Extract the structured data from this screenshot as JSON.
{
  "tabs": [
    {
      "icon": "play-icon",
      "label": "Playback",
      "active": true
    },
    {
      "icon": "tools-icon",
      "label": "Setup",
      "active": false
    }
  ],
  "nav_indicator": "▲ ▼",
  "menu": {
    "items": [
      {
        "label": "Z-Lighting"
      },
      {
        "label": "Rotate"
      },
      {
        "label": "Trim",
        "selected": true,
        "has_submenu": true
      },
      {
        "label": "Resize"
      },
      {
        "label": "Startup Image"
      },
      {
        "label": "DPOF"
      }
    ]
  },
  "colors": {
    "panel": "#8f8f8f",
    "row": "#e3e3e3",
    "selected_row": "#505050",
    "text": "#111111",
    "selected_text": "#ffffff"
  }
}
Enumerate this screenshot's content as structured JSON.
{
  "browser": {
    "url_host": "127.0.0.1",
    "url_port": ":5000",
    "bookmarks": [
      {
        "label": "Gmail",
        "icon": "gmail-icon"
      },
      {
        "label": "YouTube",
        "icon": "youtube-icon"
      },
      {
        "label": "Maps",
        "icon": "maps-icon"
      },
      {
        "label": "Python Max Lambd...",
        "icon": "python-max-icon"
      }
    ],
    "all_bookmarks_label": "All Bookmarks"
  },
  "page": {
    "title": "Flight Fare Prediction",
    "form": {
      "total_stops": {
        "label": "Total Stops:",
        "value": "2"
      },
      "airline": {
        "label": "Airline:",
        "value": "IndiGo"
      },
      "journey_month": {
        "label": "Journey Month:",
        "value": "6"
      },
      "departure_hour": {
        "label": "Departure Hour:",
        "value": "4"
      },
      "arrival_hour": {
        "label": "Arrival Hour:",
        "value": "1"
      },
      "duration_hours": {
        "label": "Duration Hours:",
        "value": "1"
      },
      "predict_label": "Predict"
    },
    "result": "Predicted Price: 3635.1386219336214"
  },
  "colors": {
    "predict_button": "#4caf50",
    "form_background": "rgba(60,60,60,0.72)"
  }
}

******************************

WORK TO DO: Copy all of the data exactly.

TASK OUTPUT:
Extract the structured data from this screenshot as JSON.
{
  "tabs": [
    {
      "icon": "play-icon",
      "label": "Playback",
      "active": true
    },
    {
      "icon": "tools-icon",
      "label": "Setup",
      "active": false
    }
  ],
  "nav_indicator": "▲ ▼",
  "menu": {
    "items": [
      {
        "label": "Z-Lighting"
      },
      {
        "label": "Rotate"
      },
      {
        "label": "Trim",
        "selected": true,
        "has_submenu": true
      },
      {
        "label": "Resize"
      },
      {
        "label": "Startup Image"
      },
      {
        "label": "DPOF"
      }
    ]
  },
  "colors": {
    "panel": "#8f8f8f",
    "row": "#e3e3e3",
    "selected_row": "#505050",
    "text": "#111111",
    "selected_text": "#ffffff"
  }
}
Enumerate this screenshot's content as structured JSON.
{
  "browser": {
    "url_host": "127.0.0.1",
    "url_port": ":5000",
    "bookmarks": [
      {
        "label": "Gmail",
        "icon": "gmail-icon"
      },
      {
        "label": "YouTube",
        "icon": "youtube-icon"
      },
      {
        "label": "Maps",
        "icon": "maps-icon"
      },
      {
        "label": "Python Max Lambd...",
        "icon": "python-max-icon"
      }
    ],
    "all_bookmarks_label": "All Bookmarks"
  },
  "page": {
    "title": "Flight Fare Prediction",
    "form": {
      "total_stops": {
        "label": "Total Stops:",
        "value": "2"
      },
      "airline": {
        "label": "Airline:",
        "value": "IndiGo"
      },
      "journey_month": {
        "label": "Journey Month:",
        "value": "6"
      },
      "departure_hour": {
        "label": "Departure Hour:",
        "value": "4"
      },
      "arrival_hour": {
        "label": "Arrival Hour:",
        "value": "1"
      },
      "duration_hours": {
        "label": "Duration Hours:",
        "value": "1"
      },
      "predict_label": "Predict"
    },
    "result": "Predicted Price: 3635.1386219336214"
  },
  "colors": {
    "predict_button": "#4caf50",
    "form_background": "rgba(60,60,60,0.72)"
  }
}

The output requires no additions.